## The problem
Convert every line of the entries below into a Markdown table with two columns, n for the row number and Line for the text of the line, and leave out any blank lines.

****************

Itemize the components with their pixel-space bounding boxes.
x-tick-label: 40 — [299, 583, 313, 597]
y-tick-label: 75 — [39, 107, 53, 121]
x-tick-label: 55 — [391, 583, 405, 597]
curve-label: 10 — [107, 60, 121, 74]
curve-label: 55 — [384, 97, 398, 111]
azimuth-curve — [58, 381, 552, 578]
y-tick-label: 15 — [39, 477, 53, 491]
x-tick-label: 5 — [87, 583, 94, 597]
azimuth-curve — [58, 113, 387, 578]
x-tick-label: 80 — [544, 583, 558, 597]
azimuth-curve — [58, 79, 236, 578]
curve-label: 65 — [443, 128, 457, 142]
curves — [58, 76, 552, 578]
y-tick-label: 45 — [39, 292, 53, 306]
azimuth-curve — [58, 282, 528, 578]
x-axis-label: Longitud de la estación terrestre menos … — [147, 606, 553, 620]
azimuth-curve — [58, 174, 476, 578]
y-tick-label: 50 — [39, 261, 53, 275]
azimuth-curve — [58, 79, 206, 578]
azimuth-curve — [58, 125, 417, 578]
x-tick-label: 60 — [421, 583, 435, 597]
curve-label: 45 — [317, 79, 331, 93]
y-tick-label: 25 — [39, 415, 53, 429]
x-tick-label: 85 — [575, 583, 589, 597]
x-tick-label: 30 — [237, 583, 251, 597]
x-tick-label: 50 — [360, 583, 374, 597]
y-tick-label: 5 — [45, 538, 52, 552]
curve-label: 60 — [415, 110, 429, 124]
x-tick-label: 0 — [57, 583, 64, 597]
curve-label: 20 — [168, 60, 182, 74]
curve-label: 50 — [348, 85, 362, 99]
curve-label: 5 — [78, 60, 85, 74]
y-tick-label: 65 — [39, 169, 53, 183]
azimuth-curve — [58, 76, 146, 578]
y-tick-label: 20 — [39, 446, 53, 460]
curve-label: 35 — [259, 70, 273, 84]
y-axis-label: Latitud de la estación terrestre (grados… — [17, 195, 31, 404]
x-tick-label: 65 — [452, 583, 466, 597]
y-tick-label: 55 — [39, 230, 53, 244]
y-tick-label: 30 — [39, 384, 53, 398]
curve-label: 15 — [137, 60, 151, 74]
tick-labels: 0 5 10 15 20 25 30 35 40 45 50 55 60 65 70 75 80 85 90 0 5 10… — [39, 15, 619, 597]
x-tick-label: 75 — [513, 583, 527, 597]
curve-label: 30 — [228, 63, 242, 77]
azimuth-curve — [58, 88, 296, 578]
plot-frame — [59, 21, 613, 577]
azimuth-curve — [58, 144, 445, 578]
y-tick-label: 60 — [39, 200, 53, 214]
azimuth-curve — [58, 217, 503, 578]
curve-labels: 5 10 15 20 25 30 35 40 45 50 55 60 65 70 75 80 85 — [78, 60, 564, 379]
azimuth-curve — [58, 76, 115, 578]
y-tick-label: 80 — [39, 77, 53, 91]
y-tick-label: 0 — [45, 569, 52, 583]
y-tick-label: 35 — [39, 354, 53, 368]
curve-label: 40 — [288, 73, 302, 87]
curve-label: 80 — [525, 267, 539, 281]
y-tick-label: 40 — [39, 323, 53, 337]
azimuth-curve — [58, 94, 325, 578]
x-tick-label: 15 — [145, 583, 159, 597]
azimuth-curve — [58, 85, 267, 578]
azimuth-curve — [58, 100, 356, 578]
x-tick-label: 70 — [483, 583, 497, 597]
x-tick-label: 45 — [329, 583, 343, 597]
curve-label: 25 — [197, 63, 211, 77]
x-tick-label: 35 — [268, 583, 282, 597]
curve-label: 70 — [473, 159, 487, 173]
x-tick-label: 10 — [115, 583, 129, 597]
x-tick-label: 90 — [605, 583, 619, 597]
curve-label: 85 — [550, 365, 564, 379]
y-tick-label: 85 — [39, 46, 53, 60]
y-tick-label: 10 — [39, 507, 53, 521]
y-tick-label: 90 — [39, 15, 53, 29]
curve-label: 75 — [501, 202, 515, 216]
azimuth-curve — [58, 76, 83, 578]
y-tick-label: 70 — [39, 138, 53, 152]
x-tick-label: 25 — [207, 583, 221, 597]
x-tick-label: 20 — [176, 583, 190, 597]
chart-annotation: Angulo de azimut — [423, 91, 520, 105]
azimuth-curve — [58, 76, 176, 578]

****************

## Solution for this problem
| n | Line |
|---|---|
| 1 | Itemize the components with their pixel-space bounding boxes. |
| 2 | x-tick-label: 40 — [299, 583, 313, 597] |
| 3 | y-tick-label: 75 — [39, 107, 53, 121] |
| 4 | x-tick-label: 55 — [391, 583, 405, 597] |
| 5 | curve-label: 10 — [107, 60, 121, 74] |
| 6 | curve-label: 55 — [384, 97, 398, 111] |
| 7 | azimuth-curve — [58, 381, 552, 578] |
| 8 | y-tick-label: 15 — [39, 477, 53, 491] |
| 9 | x-tick-label: 5 — [87, 583, 94, 597] |
| 10 | azimuth-curve — [58, 113, 387, 578] |
| 11 | x-tick-label: 80 — [544, 583, 558, 597] |
| 12 | azimuth-curve — [58, 79, 236, 578] |
| 13 | curve-label: 65 — [443, 128, 457, 142] |
| 14 | curves — [58, 76, 552, 578] |
| 15 | y-tick-label: 45 — [39, 292, 53, 306] |
| 16 | azimuth-curve — [58, 282, 528, 578] |
| 17 | x-axis-label: Longitud de la estación terrestre menos … — [147, 606, 553, 620] |
| 18 | azimuth-curve — [58, 174, 476, 578] |
| 19 | y-tick-label: 50 — [39, 261, 53, 275] |
| 20 | azimuth-curve — [58, 79, 206, 578] |
| 21 | azimuth-curve — [58, 125, 417, 578] |
| 22 | x-tick-label: 60 — [421, 583, 435, 597] |
| 23 | curve-label: 45 — [317, 79, 331, 93] |
| 24 | y-tick-label: 25 — [39, 415, 53, 429] |
| 25 | x-tick-label: 85 — [575, 583, 589, 597] |
| 26 | x-tick-label: 30 — [237, 583, 251, 597] |
| 27 | x-tick-label: 50 — [360, 583, 374, 597] |
| 28 | y-tick-label: 5 — [45, 538, 52, 552] |
| 29 | curve-label: 60 — [415, 110, 429, 124] |
| 30 | x-tick-label: 0 — [57, 583, 64, 597] |
| 31 | curve-label: 20 — [168, 60, 182, 74] |
| 32 | curve-label: 50 — [348, 85, 362, 99] |
| 33 | curve-label: 5 — [78, 60, 85, 74] |
| 34 | y-tick-label: 65 — [39, 169, 53, 183] |
| 35 | azimuth-curve — [58, 76, 146, 578] |
| 36 | y-tick-label: 20 — [39, 446, 53, 460] |
| 37 | curve-label: 35 — [259, 70, 273, 84] |
| 38 | y-axis-label: Latitud de la estación terrestre (grados… — [17, 195, 31, 404] |
| 39 | x-tick-label: 65 — [452, 583, 466, 597] |
| 40 | y-tick-label: 55 — [39, 230, 53, 244] |
| 41 | y-tick-label: 30 — [39, 384, 53, 398] |
| 42 | curve-label: 15 — [137, 60, 151, 74] |
| 43 | tick-labels: 0 5 10 15 20 25 30 35 40 45 50 55 60 65 70 75 80 85 90 0 5 10… — [39, 15, 619, 597] |
| 44 | x-tick-label: 75 — [513, 583, 527, 597] |
| 45 | curve-label: 30 — [228, 63, 242, 77] |
| 46 | azimuth-curve — [58, 88, 296, 578] |
| 47 | plot-frame — [59, 21, 613, 577] |
| 48 | azimuth-curve — [58, 144, 445, 578] |
| 49 | y-tick-label: 60 — [39, 200, 53, 214] |
| 50 | azimuth-curve — [58, 217, 503, 578] |
| 51 | curve-labels: 5 10 15 20 25 30 35 40 45 50 55 60 65 70 75 80 85 — [78, 60, 564, 379] |
| 52 | azimuth-curve — [58, 76, 115, 578] |
| 53 | y-tick-label: 80 — [39, 77, 53, 91] |
| 54 | y-tick-label: 0 — [45, 569, 52, 583] |
| 55 | y-tick-label: 35 — [39, 354, 53, 368] |
| 56 | curve-label: 40 — [288, 73, 302, 87] |
| 57 | curve-label: 80 — [525, 267, 539, 281] |
| 58 | y-tick-label: 40 — [39, 323, 53, 337] |
| 59 | azimuth-curve — [58, 94, 325, 578] |
| 60 | x-tick-label: 15 — [145, 583, 159, 597] |
| 61 | azimuth-curve — [58, 85, 267, 578] |
| 62 | azimuth-curve — [58, 100, 356, 578] |
| 63 | x-tick-label: 70 — [483, 583, 497, 597] |
| 64 | x-tick-label: 45 — [329, 583, 343, 597] |
| 65 | curve-label: 25 — [197, 63, 211, 77] |
| 66 | x-tick-label: 35 — [268, 583, 282, 597] |
| 67 | curve-label: 70 — [473, 159, 487, 173] |
| 68 | x-tick-label: 10 — [115, 583, 129, 597] |
| 69 | x-tick-label: 90 — [605, 583, 619, 597] |
| 70 | curve-label: 85 — [550, 365, 564, 379] |
| 71 | y-tick-label: 85 — [39, 46, 53, 60] |
| 72 | y-tick-label: 10 — [39, 507, 53, 521] |
| 73 | y-tick-label: 90 — [39, 15, 53, 29] |
| 74 | curve-label: 75 — [501, 202, 515, 216] |
| 75 | azimuth-curve — [58, 76, 83, 578] |
| 76 | y-tick-label: 70 — [39, 138, 53, 152] |
| 77 | x-tick-label: 25 — [207, 583, 221, 597] |
| 78 | x-tick-label: 20 — [176, 583, 190, 597] |
| 79 | chart-annotation: Angulo de azimut — [423, 91, 520, 105] |
| 80 | azimuth-curve — [58, 76, 176, 578] |